*Instruction*. Find each line that has the string "color" and give the total, with nothing else.

*Data shown*.

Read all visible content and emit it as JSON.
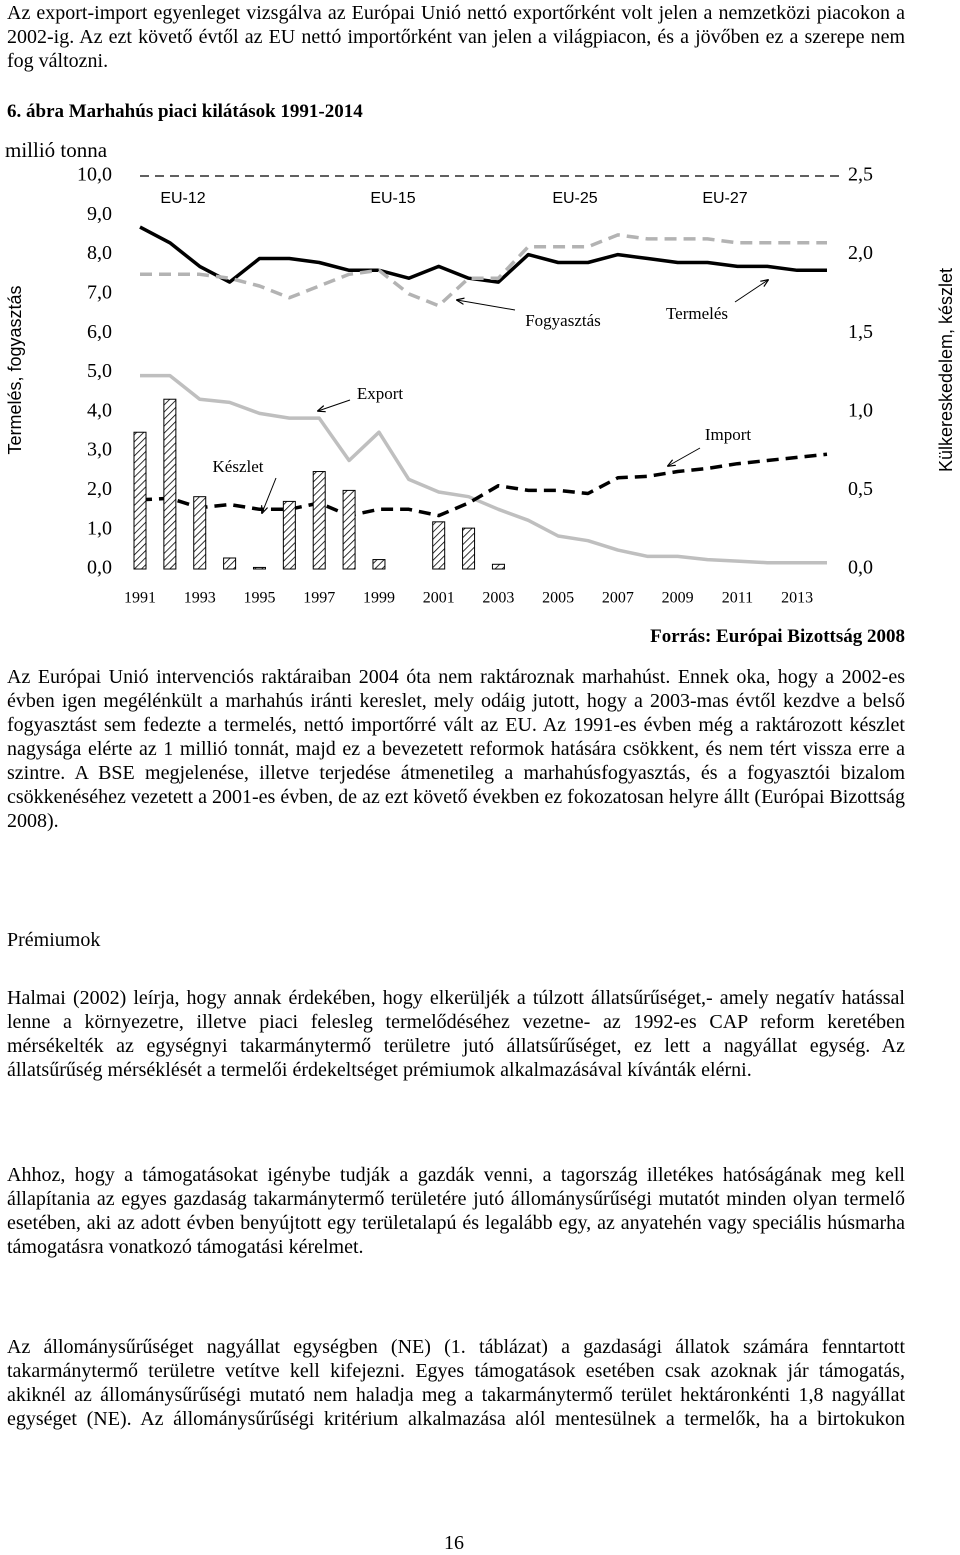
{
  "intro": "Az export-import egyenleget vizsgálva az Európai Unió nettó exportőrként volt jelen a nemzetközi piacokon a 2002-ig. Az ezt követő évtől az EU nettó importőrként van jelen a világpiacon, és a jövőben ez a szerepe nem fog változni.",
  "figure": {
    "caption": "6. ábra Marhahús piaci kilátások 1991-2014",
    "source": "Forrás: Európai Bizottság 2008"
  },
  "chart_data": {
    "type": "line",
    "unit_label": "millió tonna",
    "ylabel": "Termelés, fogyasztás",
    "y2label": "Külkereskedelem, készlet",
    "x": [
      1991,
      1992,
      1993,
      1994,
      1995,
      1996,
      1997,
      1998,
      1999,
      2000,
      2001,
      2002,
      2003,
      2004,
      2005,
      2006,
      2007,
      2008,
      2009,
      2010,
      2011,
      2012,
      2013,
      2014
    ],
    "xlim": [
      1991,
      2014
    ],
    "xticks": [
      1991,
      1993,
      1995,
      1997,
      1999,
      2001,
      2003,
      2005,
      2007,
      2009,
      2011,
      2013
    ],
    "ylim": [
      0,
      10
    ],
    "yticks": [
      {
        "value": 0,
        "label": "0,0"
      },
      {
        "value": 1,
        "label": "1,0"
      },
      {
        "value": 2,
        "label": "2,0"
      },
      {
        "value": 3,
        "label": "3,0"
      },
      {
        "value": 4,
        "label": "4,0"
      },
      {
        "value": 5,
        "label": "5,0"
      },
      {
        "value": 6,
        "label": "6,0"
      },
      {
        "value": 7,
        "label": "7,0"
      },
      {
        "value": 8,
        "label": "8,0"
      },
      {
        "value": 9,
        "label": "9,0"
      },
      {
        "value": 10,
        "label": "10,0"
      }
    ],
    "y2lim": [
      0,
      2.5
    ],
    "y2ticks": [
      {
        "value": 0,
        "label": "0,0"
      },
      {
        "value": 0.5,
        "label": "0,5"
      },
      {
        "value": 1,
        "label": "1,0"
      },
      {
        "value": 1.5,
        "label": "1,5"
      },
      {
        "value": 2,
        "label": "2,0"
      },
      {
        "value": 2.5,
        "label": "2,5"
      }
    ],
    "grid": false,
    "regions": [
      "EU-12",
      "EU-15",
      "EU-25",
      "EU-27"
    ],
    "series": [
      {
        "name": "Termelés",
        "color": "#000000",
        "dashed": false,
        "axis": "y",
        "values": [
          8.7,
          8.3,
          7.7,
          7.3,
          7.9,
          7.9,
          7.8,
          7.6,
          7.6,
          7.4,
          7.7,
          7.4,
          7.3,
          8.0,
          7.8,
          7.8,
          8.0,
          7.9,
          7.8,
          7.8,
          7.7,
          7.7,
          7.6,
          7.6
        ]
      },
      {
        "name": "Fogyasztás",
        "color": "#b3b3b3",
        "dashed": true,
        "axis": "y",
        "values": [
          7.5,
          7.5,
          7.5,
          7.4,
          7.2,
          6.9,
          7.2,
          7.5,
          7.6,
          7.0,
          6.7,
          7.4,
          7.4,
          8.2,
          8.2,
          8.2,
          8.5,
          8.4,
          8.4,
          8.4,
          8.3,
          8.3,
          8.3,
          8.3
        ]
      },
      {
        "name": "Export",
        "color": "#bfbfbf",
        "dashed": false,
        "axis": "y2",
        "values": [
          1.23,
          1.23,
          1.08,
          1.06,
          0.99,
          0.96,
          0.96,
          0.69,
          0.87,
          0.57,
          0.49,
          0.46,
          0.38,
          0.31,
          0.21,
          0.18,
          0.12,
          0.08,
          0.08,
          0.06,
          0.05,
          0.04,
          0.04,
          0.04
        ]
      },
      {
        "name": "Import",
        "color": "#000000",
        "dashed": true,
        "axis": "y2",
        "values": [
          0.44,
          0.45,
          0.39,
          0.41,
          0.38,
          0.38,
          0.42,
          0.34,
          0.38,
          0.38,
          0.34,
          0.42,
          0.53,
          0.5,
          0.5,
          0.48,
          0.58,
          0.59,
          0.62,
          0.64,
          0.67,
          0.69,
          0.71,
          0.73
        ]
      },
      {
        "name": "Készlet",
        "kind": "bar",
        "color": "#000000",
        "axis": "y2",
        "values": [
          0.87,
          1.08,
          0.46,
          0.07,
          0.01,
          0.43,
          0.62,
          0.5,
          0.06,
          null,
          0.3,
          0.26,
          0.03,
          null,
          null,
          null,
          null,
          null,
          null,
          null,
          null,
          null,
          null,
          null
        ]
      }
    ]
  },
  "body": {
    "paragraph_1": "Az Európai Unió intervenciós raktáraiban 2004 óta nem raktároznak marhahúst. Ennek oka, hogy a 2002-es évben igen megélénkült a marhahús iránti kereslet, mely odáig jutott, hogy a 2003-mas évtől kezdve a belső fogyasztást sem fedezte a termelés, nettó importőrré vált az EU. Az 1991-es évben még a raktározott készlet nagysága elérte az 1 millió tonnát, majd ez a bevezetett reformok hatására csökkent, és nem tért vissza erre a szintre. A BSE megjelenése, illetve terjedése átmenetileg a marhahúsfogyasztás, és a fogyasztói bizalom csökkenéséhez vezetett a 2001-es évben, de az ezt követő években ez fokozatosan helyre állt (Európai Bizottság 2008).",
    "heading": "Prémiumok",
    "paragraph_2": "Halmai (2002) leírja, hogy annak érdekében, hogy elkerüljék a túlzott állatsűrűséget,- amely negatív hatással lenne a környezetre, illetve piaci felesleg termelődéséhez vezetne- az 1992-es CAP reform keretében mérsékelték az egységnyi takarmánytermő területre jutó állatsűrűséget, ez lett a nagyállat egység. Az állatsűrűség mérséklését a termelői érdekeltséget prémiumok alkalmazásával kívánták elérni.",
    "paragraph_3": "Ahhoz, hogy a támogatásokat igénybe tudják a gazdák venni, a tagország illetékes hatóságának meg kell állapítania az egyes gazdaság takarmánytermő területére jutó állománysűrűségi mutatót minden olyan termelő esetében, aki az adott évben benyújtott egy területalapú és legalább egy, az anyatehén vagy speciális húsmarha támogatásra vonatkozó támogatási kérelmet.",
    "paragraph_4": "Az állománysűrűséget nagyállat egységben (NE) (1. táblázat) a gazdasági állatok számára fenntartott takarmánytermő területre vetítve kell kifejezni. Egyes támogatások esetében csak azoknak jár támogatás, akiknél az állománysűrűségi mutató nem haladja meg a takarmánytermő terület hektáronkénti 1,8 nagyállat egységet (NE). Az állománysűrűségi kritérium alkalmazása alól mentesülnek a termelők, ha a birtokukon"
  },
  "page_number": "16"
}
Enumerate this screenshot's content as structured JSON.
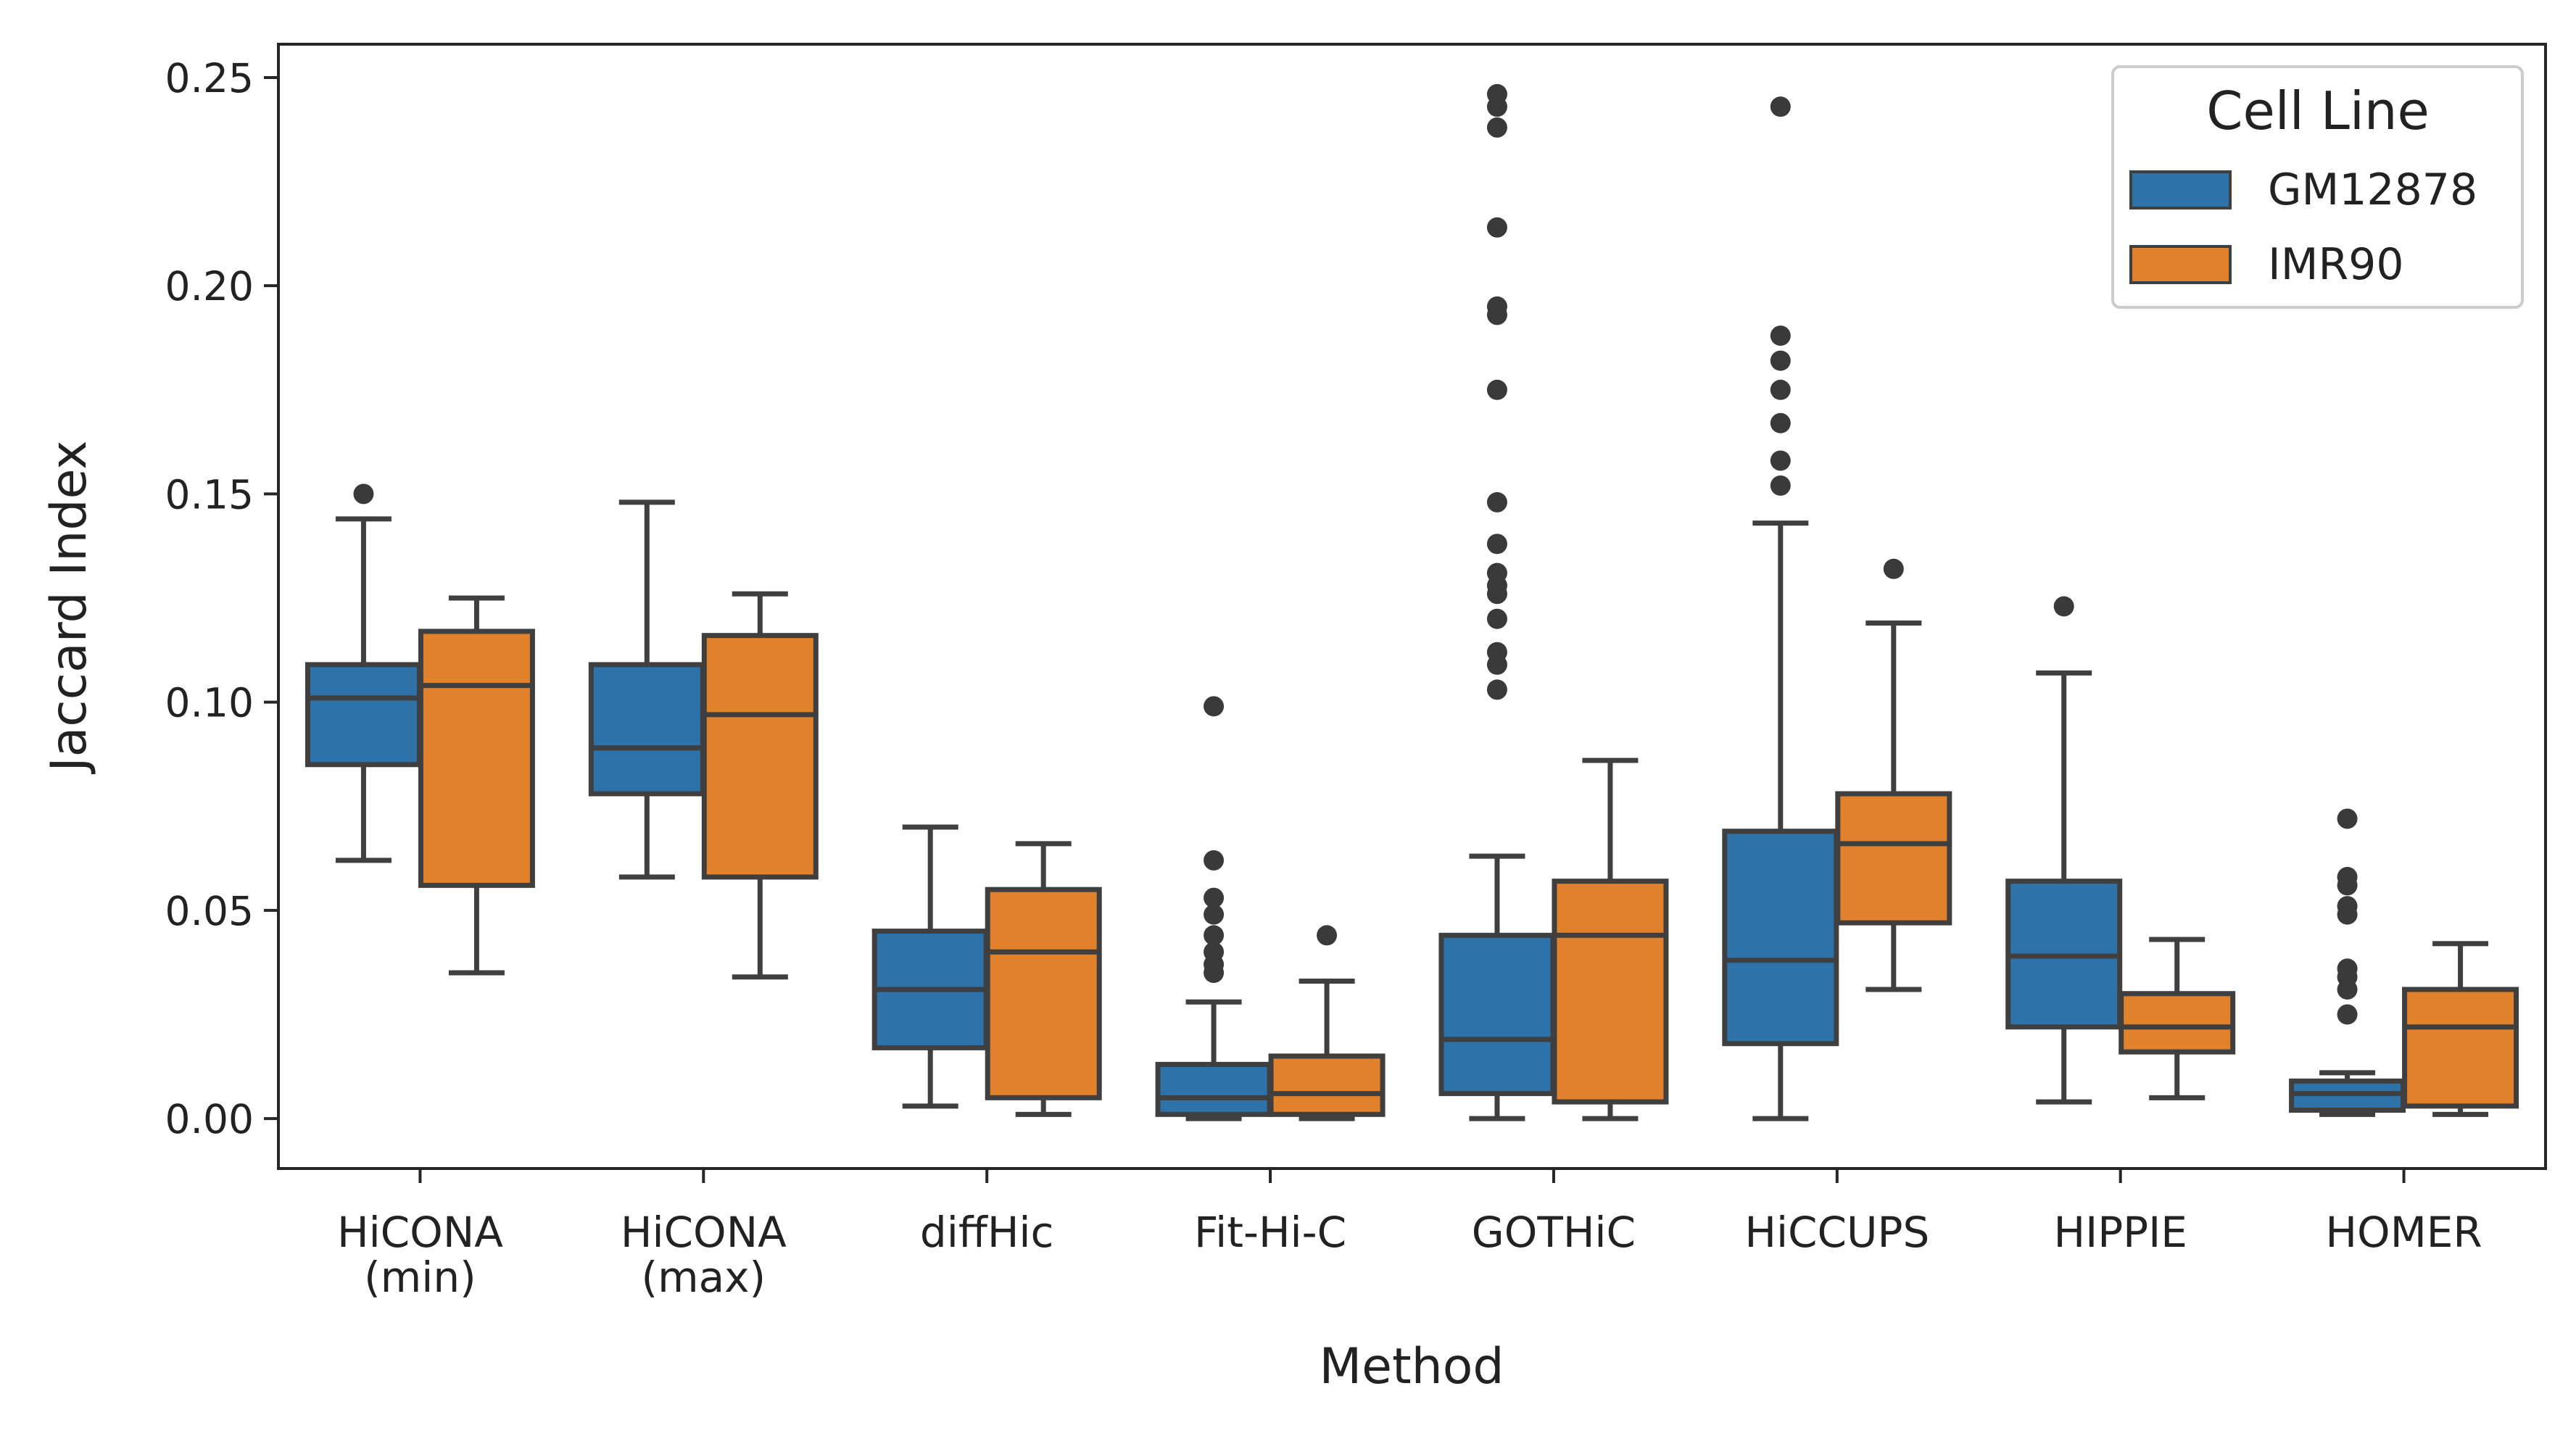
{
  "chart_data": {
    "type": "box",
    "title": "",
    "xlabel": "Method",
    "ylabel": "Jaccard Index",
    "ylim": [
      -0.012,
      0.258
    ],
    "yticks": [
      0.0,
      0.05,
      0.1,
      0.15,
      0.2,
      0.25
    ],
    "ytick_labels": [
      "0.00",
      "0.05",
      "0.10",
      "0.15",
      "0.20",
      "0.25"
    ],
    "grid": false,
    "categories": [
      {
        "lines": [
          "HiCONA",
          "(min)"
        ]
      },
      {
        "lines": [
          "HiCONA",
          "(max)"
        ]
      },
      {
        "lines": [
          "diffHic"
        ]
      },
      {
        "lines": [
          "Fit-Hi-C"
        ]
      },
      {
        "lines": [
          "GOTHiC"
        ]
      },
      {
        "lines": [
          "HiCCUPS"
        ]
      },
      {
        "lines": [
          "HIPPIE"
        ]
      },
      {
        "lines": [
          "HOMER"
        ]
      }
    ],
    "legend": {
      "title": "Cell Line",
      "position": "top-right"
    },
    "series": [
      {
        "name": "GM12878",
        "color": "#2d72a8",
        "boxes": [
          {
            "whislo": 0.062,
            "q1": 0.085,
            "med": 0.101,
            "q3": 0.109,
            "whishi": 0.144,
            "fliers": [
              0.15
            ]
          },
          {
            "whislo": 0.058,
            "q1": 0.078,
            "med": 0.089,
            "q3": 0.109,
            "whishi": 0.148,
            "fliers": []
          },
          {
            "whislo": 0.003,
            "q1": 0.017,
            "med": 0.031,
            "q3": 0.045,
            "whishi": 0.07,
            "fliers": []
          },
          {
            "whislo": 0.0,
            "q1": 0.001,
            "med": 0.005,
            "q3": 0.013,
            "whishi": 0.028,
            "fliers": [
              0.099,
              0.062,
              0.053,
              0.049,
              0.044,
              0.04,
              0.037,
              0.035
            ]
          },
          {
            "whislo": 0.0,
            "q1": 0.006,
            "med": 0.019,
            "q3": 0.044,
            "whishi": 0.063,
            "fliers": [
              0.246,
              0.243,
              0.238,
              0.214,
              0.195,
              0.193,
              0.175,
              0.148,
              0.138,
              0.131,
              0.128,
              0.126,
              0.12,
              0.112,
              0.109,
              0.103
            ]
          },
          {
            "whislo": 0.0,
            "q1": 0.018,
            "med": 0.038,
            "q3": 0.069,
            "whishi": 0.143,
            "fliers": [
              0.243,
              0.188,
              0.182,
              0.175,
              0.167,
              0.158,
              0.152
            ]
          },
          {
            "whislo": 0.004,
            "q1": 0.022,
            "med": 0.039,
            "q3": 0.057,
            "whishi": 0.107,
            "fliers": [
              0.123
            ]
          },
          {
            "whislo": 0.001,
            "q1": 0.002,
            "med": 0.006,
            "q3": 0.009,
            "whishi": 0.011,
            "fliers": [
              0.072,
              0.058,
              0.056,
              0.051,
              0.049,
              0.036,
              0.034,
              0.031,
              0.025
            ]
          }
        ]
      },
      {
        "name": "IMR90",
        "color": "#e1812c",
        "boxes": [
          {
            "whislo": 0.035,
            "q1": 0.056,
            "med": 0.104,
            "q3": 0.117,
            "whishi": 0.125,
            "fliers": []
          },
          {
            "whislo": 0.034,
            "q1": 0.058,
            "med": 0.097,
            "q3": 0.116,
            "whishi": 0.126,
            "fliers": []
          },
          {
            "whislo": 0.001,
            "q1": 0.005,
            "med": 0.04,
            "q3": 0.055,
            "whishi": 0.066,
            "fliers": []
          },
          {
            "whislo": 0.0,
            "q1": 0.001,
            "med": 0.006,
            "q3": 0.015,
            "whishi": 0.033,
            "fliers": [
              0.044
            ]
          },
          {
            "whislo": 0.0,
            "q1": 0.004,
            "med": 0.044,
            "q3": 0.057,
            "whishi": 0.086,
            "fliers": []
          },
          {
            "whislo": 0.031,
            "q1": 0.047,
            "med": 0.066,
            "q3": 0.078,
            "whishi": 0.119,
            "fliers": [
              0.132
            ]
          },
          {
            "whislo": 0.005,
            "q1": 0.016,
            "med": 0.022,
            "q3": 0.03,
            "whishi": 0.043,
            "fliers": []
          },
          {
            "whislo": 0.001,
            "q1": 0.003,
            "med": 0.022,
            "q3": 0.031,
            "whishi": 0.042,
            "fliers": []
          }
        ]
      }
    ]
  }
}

*Response to this exercise*. 7